### Given records:
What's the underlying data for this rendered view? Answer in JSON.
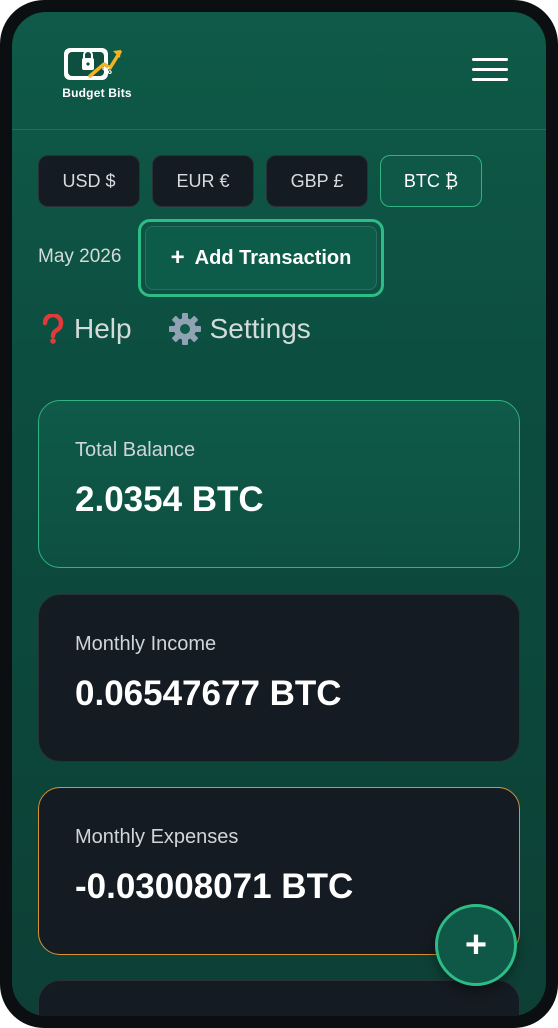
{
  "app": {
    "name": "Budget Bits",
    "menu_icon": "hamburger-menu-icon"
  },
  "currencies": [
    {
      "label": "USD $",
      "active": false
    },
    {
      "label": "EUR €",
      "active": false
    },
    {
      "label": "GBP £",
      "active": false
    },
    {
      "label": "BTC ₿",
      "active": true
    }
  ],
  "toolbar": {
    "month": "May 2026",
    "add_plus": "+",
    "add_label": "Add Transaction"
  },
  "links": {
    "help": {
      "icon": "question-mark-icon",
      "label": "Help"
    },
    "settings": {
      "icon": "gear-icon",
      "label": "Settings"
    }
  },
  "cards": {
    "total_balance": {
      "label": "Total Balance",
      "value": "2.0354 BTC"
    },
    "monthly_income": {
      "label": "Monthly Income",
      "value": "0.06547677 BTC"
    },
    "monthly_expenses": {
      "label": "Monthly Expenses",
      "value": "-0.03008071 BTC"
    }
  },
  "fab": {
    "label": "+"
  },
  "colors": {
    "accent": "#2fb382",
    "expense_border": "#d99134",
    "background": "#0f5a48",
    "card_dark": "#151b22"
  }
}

--

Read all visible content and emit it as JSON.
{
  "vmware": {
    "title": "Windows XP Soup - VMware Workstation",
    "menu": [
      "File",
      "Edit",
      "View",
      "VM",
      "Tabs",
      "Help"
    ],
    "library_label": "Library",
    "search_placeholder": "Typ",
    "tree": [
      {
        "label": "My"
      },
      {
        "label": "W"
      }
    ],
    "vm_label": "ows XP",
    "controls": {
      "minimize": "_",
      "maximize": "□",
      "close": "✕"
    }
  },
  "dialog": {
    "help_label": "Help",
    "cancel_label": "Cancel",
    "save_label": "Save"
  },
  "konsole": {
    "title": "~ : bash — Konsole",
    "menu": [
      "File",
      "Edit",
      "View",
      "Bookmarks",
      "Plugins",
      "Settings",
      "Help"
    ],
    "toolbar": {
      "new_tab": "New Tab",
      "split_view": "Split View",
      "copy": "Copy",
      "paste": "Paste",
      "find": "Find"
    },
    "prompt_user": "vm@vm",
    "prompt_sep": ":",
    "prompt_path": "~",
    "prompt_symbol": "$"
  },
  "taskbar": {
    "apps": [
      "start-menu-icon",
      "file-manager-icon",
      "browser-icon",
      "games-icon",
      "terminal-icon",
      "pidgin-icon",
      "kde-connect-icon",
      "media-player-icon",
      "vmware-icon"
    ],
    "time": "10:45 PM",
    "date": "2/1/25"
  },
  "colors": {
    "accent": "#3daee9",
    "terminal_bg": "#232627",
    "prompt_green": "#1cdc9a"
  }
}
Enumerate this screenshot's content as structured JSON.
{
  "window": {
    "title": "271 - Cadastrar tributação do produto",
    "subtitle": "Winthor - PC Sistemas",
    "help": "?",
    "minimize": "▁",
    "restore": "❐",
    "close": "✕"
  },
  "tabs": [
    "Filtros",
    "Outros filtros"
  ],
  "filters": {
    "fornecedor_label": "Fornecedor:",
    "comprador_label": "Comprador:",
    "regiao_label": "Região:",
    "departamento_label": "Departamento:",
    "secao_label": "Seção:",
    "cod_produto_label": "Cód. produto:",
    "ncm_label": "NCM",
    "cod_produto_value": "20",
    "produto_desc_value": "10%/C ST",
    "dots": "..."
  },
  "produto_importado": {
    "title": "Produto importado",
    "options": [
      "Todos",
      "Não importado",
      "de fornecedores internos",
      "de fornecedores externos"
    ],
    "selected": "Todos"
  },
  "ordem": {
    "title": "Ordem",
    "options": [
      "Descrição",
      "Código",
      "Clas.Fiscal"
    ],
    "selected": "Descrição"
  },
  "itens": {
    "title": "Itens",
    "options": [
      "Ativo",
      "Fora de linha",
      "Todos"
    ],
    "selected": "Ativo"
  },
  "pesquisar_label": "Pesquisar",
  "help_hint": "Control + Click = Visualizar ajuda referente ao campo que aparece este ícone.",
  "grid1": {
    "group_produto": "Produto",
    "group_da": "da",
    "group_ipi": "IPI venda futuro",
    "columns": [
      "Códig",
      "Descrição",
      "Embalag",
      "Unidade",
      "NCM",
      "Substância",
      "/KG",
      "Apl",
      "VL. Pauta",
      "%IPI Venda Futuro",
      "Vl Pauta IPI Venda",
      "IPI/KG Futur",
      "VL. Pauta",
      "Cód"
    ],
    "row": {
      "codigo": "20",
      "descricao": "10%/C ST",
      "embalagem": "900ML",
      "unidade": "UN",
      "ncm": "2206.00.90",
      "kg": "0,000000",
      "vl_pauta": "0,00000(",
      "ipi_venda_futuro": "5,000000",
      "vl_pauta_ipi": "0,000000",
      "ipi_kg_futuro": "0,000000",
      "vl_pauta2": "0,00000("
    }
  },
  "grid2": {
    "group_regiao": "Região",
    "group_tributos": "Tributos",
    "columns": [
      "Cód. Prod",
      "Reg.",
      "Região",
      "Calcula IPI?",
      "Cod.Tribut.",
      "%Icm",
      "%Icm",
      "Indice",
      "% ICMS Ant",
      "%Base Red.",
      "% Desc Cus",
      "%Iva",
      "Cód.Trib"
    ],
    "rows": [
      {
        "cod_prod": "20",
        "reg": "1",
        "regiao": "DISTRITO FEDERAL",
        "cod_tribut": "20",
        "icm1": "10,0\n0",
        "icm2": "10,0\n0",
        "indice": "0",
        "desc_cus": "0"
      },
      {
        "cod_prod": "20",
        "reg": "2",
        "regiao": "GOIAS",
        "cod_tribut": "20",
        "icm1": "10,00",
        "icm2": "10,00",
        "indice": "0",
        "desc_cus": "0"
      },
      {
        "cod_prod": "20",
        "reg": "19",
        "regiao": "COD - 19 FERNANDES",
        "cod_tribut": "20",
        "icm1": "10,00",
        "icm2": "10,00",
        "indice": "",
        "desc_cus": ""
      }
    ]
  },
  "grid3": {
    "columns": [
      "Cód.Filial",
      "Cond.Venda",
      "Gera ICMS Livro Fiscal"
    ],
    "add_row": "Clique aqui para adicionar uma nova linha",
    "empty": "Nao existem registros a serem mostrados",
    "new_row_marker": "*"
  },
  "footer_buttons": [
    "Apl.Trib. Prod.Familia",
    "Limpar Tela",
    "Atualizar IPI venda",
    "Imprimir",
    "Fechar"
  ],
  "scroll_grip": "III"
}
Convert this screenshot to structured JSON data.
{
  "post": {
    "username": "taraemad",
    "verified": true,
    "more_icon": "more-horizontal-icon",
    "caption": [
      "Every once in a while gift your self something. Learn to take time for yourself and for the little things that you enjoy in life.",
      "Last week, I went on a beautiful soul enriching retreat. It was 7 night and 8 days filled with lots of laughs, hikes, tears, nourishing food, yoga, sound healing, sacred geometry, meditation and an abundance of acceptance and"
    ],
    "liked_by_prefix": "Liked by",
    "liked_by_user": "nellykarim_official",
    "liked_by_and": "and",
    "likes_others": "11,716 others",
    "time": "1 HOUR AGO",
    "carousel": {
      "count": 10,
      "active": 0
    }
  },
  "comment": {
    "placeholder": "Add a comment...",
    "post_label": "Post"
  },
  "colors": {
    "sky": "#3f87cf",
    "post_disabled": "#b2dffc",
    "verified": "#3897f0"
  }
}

### Work to complete:
Track down every line of the material containing the string "data", and copy it.

### Finished exercise:
What's the underlying data for this rendered view? Answer in JSON.
Convert this screenshot to structured JSON data.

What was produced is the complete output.